WORK TO DO →
Pull each line containing "Others" out of the data and copy it.

* Begin LISTED RECORDS *

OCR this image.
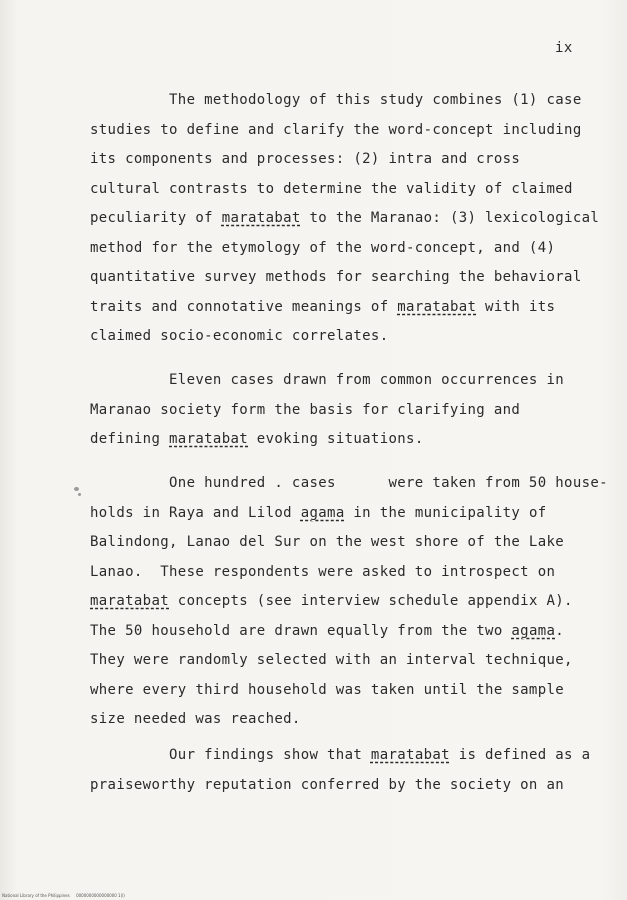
ix
The methodology of this study combines (1) case
studies to define and clarify the word-concept including
its components and processes: (2) intra and cross
cultural contrasts to determine the validity of claimed
peculiarity of maratabat to the Maranao: (3) lexicological
method for the etymology of the word-concept, and (4)
quantitative survey methods for searching the behavioral
traits and connotative meanings of maratabat with its
claimed socio-economic correlates.
Eleven cases drawn from common occurrences in
Maranao society form the basis for clarifying and
defining maratabat evoking situations.
One hundred . cases      were taken from 50 house-
holds in Raya and Lilod agama in the municipality of
Balindong, Lanao del Sur on the west shore of the Lake
Lanao.  These respondents were asked to introspect on
maratabat concepts (see interview schedule appendix A).
The 50 household are drawn equally from the two agama.
They were randomly selected with an interval technique,
where every third household was taken until the sample
size needed was reached.
Our findings show that maratabat is defined as a
praiseworthy reputation conferred by the society on an
National Library of the Philippines     0000000000000000 1(l)
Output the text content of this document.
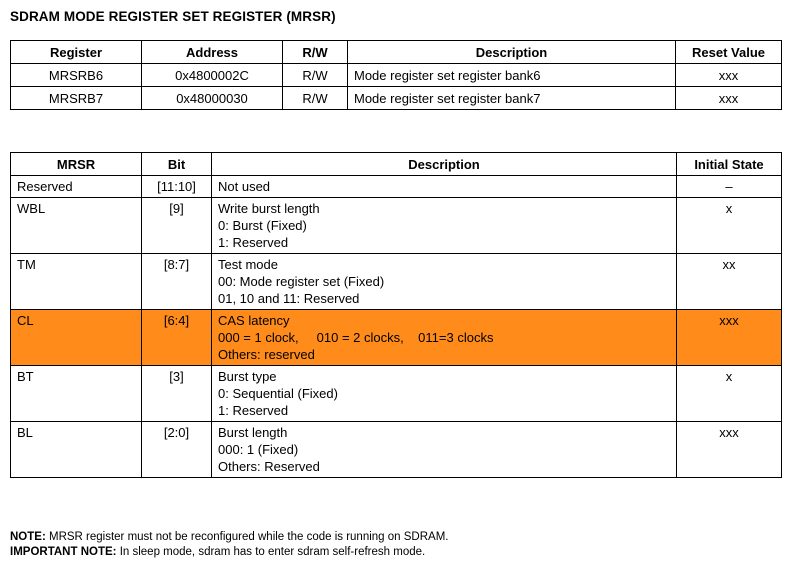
SDRAM MODE REGISTER SET REGISTER (MRSR)
Register	Address	R/W	Description	Reset Value
MRSRB6	0x4800002C	R/W	Mode register set register bank6	xxx
MRSRB7	0x48000030	R/W	Mode register set register bank7	xxx
MRSR	Bit	Description	Initial State
Reserved	[11:10]	Not used	–
WBL	[9]	Write burst length
0: Burst (Fixed)
1: Reserved	x
TM	[8:7]	Test mode
00: Mode register set (Fixed)
01, 10 and 11: Reserved	xx
CL	[6:4]	CAS latency
000 = 1 clock,     010 = 2 clocks,    011=3 clocks
Others: reserved	xxx
BT	[3]	Burst type
0: Sequential (Fixed)
1: Reserved	x
BL	[2:0]	Burst length
000: 1 (Fixed)
Others: Reserved	xxx
NOTE: MRSR register must not be reconfigured while the code is running on SDRAM.
IMPORTANT NOTE: In sleep mode, sdram has to enter sdram self-refresh mode.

* End LISTED RECORDS *

EXERCISE RESULT →
Others: reserved	xxx
Others: Reserved	xxx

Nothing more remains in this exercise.